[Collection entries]
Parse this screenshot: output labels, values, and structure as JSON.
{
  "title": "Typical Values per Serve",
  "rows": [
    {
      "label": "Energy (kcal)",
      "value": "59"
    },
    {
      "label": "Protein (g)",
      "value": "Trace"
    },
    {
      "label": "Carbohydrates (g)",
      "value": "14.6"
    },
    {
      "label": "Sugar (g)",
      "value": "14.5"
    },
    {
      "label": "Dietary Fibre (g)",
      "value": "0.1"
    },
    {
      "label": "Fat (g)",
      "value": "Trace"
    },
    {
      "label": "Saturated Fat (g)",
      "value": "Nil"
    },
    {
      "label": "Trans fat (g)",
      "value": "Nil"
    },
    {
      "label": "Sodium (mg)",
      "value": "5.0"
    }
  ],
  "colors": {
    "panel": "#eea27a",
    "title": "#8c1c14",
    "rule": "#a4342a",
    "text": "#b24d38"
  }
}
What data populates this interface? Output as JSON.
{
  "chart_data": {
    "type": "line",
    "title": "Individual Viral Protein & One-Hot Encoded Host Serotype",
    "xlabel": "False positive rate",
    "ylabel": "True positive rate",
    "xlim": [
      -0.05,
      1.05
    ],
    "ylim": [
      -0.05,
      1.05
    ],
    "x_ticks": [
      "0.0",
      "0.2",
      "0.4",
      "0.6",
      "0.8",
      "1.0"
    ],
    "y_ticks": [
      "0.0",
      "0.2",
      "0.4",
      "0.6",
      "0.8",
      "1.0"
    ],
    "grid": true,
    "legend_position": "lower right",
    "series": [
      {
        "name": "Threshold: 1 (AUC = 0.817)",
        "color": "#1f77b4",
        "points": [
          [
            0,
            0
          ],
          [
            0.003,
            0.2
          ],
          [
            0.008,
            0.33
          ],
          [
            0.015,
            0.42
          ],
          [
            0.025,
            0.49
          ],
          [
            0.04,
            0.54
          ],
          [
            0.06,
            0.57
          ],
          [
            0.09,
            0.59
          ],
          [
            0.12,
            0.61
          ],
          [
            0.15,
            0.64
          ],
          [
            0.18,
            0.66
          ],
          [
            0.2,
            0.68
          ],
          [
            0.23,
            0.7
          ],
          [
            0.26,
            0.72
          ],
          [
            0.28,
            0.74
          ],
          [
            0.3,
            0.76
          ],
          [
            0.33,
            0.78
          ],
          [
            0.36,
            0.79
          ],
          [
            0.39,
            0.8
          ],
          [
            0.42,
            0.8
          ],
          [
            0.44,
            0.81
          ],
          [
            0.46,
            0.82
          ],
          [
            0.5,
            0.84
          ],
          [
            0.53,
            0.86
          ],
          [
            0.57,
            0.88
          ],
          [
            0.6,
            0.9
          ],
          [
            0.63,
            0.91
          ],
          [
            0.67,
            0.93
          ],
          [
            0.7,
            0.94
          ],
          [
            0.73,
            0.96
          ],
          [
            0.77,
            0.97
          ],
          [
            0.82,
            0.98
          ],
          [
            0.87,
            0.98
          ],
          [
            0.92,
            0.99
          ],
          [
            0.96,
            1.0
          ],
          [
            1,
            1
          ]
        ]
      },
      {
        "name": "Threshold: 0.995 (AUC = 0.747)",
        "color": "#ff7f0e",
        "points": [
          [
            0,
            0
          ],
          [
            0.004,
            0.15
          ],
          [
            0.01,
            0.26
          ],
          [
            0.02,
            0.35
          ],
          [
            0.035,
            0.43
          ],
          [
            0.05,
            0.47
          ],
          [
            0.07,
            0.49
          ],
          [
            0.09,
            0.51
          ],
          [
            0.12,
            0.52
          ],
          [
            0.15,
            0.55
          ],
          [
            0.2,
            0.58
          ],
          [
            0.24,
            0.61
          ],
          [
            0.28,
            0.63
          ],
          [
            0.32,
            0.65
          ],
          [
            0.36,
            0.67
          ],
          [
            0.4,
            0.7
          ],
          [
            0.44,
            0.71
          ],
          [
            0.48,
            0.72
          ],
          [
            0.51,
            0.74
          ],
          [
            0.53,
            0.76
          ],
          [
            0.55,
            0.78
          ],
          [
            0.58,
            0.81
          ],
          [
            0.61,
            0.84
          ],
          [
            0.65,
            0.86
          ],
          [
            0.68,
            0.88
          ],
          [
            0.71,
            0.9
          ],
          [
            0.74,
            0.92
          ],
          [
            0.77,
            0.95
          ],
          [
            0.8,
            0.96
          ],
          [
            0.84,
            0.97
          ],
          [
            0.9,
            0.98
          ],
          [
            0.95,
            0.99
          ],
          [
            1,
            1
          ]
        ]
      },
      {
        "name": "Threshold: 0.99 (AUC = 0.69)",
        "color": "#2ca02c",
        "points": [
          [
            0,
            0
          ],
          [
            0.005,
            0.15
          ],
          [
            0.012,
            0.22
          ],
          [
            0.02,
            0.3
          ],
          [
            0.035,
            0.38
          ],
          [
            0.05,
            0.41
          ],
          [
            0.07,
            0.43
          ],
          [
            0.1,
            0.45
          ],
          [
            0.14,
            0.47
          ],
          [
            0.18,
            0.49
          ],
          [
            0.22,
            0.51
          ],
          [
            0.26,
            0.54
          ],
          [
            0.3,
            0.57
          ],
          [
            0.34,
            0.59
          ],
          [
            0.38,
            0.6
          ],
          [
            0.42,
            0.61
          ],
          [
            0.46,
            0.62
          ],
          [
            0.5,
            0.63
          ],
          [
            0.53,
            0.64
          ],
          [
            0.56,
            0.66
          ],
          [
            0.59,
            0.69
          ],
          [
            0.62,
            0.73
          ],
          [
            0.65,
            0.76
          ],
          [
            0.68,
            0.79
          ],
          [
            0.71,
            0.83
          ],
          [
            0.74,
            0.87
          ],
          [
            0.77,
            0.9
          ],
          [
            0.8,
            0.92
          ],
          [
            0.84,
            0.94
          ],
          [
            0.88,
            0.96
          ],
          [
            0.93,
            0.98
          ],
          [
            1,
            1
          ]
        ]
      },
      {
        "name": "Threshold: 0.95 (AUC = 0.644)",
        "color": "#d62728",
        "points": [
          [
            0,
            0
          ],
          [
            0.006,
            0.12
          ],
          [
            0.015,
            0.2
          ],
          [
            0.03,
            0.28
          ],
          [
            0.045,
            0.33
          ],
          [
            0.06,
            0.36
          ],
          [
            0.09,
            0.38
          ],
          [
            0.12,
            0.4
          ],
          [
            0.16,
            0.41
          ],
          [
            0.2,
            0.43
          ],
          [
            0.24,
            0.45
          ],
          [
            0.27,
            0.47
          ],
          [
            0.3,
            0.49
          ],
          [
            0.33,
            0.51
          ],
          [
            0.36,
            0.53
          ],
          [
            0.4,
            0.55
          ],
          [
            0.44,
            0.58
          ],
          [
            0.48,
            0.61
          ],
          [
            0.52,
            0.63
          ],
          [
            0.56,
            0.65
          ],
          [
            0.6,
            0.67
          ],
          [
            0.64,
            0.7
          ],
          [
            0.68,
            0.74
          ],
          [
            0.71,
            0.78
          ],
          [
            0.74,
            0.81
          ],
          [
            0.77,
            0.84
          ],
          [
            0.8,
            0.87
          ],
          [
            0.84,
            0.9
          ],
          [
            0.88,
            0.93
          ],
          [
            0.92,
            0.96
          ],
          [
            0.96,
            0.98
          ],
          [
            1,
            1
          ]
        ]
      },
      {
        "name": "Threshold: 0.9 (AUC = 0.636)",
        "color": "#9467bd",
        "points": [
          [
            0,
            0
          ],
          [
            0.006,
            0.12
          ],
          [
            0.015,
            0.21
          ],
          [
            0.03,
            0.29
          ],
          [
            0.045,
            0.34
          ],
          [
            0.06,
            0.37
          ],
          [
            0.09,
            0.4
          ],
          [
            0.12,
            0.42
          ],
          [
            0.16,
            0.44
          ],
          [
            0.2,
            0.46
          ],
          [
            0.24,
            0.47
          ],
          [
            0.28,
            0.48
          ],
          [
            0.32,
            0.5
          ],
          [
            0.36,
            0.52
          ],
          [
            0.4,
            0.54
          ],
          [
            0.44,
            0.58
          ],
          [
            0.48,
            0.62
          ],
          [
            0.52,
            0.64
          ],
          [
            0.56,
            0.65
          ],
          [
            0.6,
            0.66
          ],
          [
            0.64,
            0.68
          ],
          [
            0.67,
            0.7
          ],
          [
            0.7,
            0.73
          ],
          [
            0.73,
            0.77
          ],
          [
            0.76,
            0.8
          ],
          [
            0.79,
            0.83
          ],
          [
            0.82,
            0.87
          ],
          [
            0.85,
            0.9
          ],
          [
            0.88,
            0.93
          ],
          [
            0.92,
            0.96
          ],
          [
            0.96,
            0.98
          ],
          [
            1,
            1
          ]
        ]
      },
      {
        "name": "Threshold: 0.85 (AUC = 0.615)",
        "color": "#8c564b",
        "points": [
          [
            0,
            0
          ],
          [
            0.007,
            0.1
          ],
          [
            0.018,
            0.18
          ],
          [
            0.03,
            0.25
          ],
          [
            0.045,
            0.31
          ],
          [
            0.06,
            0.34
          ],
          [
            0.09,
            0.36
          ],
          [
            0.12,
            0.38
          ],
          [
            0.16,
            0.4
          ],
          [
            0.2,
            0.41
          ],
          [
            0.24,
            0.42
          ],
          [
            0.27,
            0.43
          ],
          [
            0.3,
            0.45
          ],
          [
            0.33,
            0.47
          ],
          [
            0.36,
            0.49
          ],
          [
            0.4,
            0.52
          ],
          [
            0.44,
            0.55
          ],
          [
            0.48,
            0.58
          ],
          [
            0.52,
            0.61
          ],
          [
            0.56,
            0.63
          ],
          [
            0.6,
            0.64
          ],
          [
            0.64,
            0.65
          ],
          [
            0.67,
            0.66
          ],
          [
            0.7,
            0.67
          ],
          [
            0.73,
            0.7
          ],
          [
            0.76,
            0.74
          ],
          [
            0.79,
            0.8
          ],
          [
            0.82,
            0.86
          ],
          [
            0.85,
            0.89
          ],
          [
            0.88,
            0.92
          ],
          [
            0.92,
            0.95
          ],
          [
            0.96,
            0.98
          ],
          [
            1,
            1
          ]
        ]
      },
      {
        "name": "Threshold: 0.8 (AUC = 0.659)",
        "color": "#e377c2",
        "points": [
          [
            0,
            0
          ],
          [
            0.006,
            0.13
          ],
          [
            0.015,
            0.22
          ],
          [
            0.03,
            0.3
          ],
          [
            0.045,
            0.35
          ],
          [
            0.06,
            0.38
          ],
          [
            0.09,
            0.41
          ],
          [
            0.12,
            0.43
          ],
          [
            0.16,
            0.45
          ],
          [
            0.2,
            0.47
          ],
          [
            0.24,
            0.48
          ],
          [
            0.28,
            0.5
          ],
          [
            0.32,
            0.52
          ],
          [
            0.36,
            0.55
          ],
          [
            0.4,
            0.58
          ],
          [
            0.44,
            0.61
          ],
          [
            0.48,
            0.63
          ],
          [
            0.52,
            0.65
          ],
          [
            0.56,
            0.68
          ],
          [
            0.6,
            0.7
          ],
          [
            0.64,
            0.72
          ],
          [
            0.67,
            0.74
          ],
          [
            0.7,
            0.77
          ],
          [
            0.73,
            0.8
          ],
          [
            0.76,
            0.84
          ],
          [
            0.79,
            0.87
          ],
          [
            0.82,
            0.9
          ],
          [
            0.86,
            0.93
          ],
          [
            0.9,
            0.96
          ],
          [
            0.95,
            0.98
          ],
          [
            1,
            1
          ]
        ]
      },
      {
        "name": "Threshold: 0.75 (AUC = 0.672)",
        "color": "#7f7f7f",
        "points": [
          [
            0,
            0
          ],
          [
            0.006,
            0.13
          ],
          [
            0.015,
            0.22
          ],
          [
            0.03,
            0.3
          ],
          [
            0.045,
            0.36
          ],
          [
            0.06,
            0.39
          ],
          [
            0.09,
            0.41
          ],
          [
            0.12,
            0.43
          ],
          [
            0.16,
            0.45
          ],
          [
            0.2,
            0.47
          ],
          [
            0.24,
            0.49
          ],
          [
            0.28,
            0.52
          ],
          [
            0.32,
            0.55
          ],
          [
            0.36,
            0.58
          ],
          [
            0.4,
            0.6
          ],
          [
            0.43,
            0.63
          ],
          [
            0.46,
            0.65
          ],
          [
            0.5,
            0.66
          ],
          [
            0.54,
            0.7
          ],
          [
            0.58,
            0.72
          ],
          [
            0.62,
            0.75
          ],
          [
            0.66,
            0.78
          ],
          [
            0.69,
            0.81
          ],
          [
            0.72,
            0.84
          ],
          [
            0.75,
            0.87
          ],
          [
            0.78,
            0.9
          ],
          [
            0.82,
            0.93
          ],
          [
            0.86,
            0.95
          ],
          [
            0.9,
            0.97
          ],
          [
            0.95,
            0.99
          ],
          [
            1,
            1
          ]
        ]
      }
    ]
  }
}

Action item - Show all lines in the entries above where the word "JSON" appears.

Reply to the exercise -
Parse this screenshot: output labels, values, and structure as JSON.
What data populates this interface? Output as JSON.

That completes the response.